:: Material for the task ::
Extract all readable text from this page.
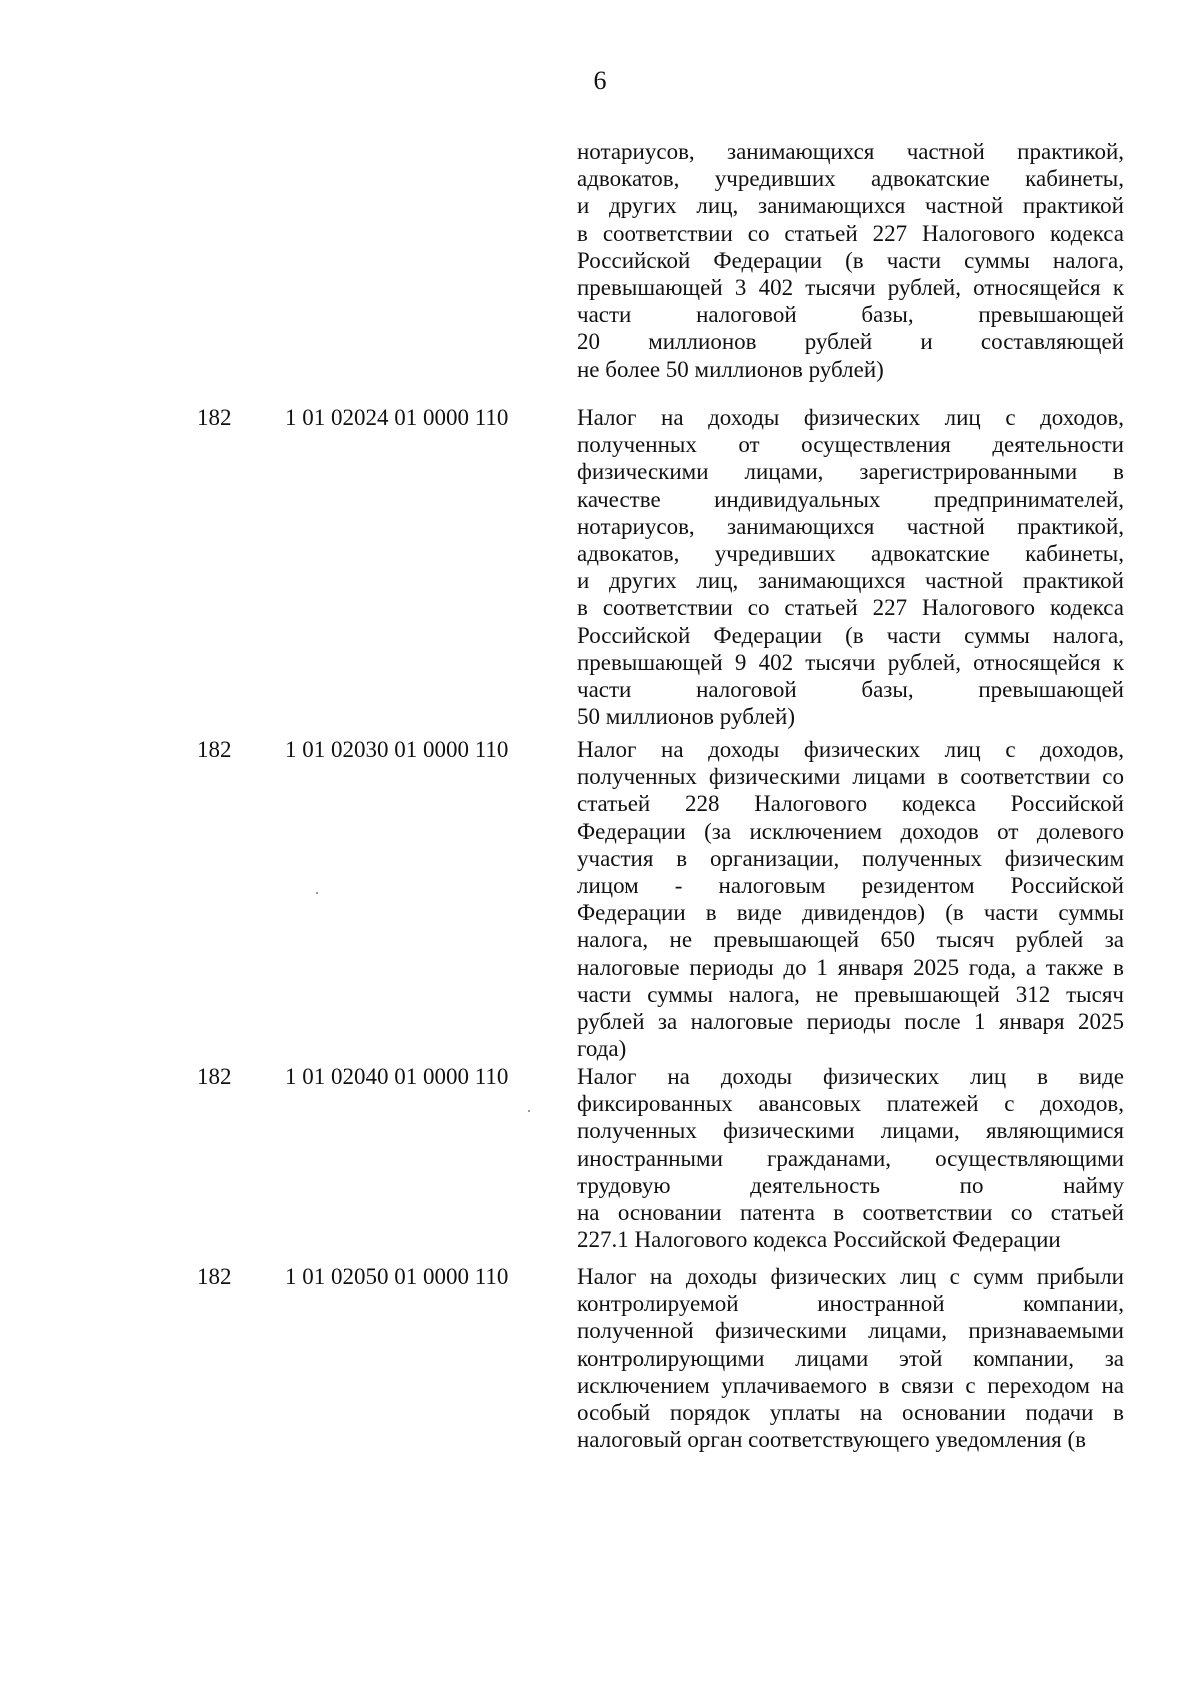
6
нотариусов, занимающихся частной практикой,
адвокатов, учредивших адвокатские кабинеты,
и других лиц, занимающихся частной практикой
в соответствии со статьей 227 Налогового кодекса
Российской Федерации (в части суммы налога,
превышающей 3 402 тысячи рублей, относящейся к
части налоговой базы, превышающей
20 миллионов рублей и составляющей
не более 50 миллионов рублей)
182 1 01 02024 01 0000 110	Налог на доходы физических лиц с доходов,
полученных от осуществления деятельности
физическими лицами, зарегистрированными в
качестве индивидуальных предпринимателей,
нотариусов, занимающихся частной практикой,
адвокатов, учредивших адвокатские кабинеты,
и других лиц, занимающихся частной практикой
в соответствии со статьей 227 Налогового кодекса
Российской Федерации (в части суммы налога,
превышающей 9 402 тысячи рублей, относящейся к
части налоговой базы, превышающей
50 миллионов рублей)
182 1 01 02030 01 0000 110	Налог на доходы физических лиц с доходов,
полученных физическими лицами в соответствии со
статьей 228 Налогового кодекса Российской
Федерации (за исключением доходов от долевого
участия в организации, полученных физическим
лицом - налоговым резидентом Российской
Федерации в виде дивидендов) (в части суммы
налога, не превышающей 650 тысяч рублей за
налоговые периоды до 1 января 2025 года, а также в
части суммы налога, не превышающей 312 тысяч
рублей за налоговые периоды после 1 января 2025
года)
182 1 01 02040 01 0000 110	Налог на доходы физических лиц в виде
фиксированных авансовых платежей с доходов,
полученных физическими лицами, являющимися
иностранными гражданами, осуществляющими
трудовую деятельность по найму
на основании патента в соответствии со статьей
227.1 Налогового кодекса Российской Федерации
182 1 01 02050 01 0000 110	Налог на доходы физических лиц с сумм прибыли
контролируемой иностранной компании,
полученной физическими лицами, признаваемыми
контролирующими лицами этой компании, за
исключением уплачиваемого в связи с переходом на
особый порядок уплаты на основании подачи в
налоговый орган соответствующего уведомления (в
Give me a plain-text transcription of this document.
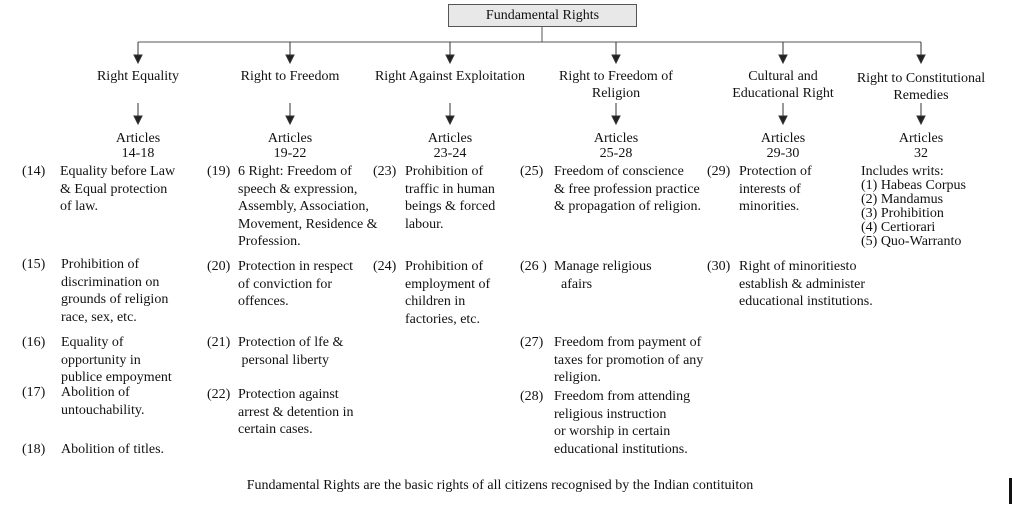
Fundamental Rights
Right Equality
Articles
14-18
Right to Freedom
Articles
19-22
Right Against Exploitation
Articles
23-24
Right to Freedom of
Religion
Articles
25-28
Cultural and
Educational Right
Articles
29-30
Right to Constitutional
Remedies
Articles
32
(14) Equality before Law
& Equal protection
of law.
(15) Prohibition of
discrimination on
grounds of religion
race, sex, etc.
(16) Equality of
opportunity in
publice empoyment
(17) Abolition of
untouchability.
(18) Abolition of titles.
(19) 6 Right: Freedom of
speech & expression,
Assembly, Association,
Movement, Residence &
Profession.
(20) Protection in respect
of conviction for
offences.
(21) Protection of lfe &
personal liberty
(22) Protection against
arrest & detention in
certain cases.
(23) Prohibition of
traffic in human
beings & forced
labour.
(24) Prohibition of
employment of
children in
factories, etc.
(25) Freedom of conscience
& free profession practice
& propagation of religion.
(26 ) Manage religious
afairs
(27) Freedom from payment of
taxes for promotion of any
religion.
(28) Freedom from attending
religious instruction
or worship in certain
educational institutions.
(29) Protection of
interests of
minorities.
(30) Right of minoritiesto
establish & administer
educational institutions.
Includes writs:
(1) Habeas Corpus
(2) Mandamus
(3) Prohibition
(4) Certiorari
(5) Quo-Warranto
Fundamental Rights are the basic rights of all citizens recognised by the Indian contituiton
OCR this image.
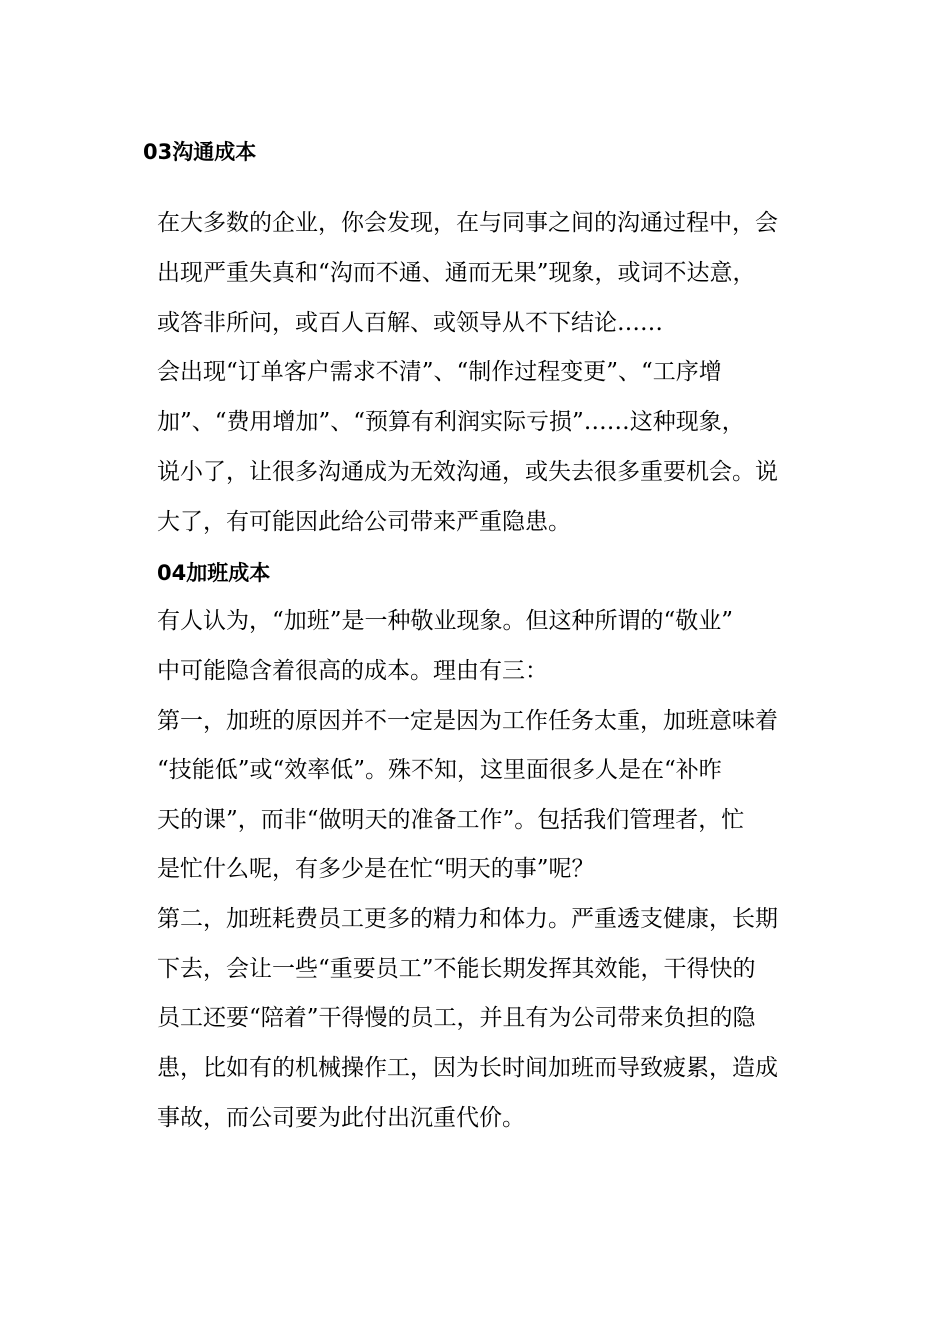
03沟通成本
在大多数的企业，你会发现，在与同事之间的沟通过程中，会
出现严重失真和“沟而不通、通而无果”现象，或词不达意，
或答非所问，或百人百解、或领导从不下结论……
会出现“订单客户需求不清”、“制作过程变更”、“工序增
加”、“费用增加”、“预算有利润实际亏损”……这种现象，
说小了，让很多沟通成为无效沟通，或失去很多重要机会。说
大了，有可能因此给公司带来严重隐患。
04加班成本
有人认为，“加班”是一种敬业现象。但这种所谓的“敬业”
中可能隐含着很高的成本。理由有三：
第一，加班的原因并不一定是因为工作任务太重，加班意味着
“技能低”或“效率低”。殊不知，这里面很多人是在“补昨
天的课”，而非“做明天的准备工作”。包括我们管理者，忙
是忙什么呢，有多少是在忙“明天的事”呢？
第二，加班耗费员工更多的精力和体力。严重透支健康，长期
下去，会让一些“重要员工”不能长期发挥其效能，干得快的
员工还要“陪着”干得慢的员工，并且有为公司带来负担的隐
患，比如有的机械操作工，因为长时间加班而导致疲累，造成
事故，而公司要为此付出沉重代价。
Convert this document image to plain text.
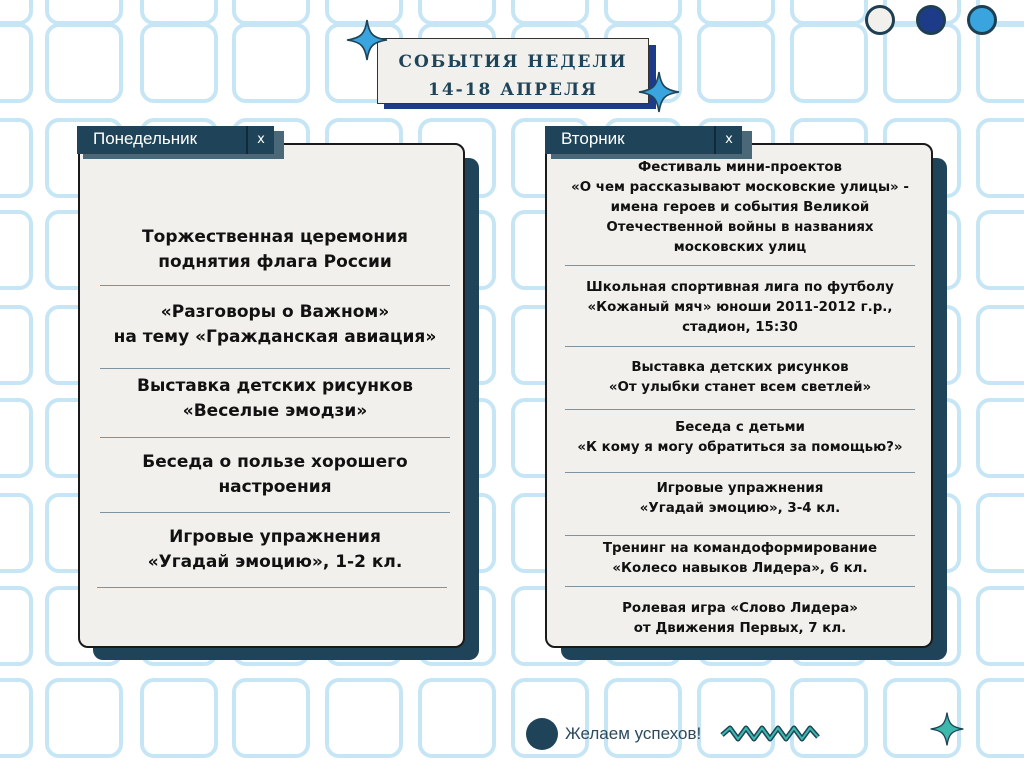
СОБЫТИЯ НЕДЕЛИ
14-18 АПРЕЛЯ
Торжественная церемония
поднятия флага России
«Разговоры о Важном»
на тему «Гражданская авиация»
Выставка детских рисунков
«Веселые эмодзи»
Беседа о пользе хорошего
настроения
Игровые упражнения
«Угадай эмоцию», 1-2 кл.
Понедельник	x
Фестиваль мини-проектов
«О чем рассказывают московские улицы» -
имена героев и события Великой
Отечественной войны в названиях
московских улиц
Школьная спортивная лига по футболу
«Кожаный мяч» юноши 2011-2012 г.р.,
стадион, 15:30
Выставка детских рисунков
«От улыбки станет всем светлей»
Беседа с детьми
«К кому я могу обратиться за помощью?»
Игровые упражнения
«Угадай эмоцию», 3-4 кл.
Тренинг на командоформирование
«Колесо навыков Лидера», 6 кл.
Ролевая игра «Слово Лидера»
от Движения Первых, 7 кл.
Вторник	x
Желаем успехов!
:::
Given task →
Find every line with the word "января" and state how many there are, with no other words.

Task response →
2